## Given request
Below are the records; collect from them each line containing the string "verse".

** Start of Task material **

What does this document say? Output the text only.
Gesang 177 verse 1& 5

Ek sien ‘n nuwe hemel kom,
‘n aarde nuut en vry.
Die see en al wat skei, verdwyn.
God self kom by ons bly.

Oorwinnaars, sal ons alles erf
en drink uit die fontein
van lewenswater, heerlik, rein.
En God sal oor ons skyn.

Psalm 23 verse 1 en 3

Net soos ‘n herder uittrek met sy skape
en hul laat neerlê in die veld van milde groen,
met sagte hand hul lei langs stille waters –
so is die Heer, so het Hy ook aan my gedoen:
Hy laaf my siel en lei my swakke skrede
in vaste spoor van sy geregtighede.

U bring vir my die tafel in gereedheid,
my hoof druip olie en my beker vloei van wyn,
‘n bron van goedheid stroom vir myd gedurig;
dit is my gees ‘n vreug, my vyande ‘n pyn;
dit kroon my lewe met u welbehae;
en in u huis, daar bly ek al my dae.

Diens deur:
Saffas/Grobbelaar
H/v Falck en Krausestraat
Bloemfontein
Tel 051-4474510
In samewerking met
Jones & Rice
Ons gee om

** End of Task material **

## Completed task
Gesang 177 verse 1& 5
Psalm 23 verse 1 en 3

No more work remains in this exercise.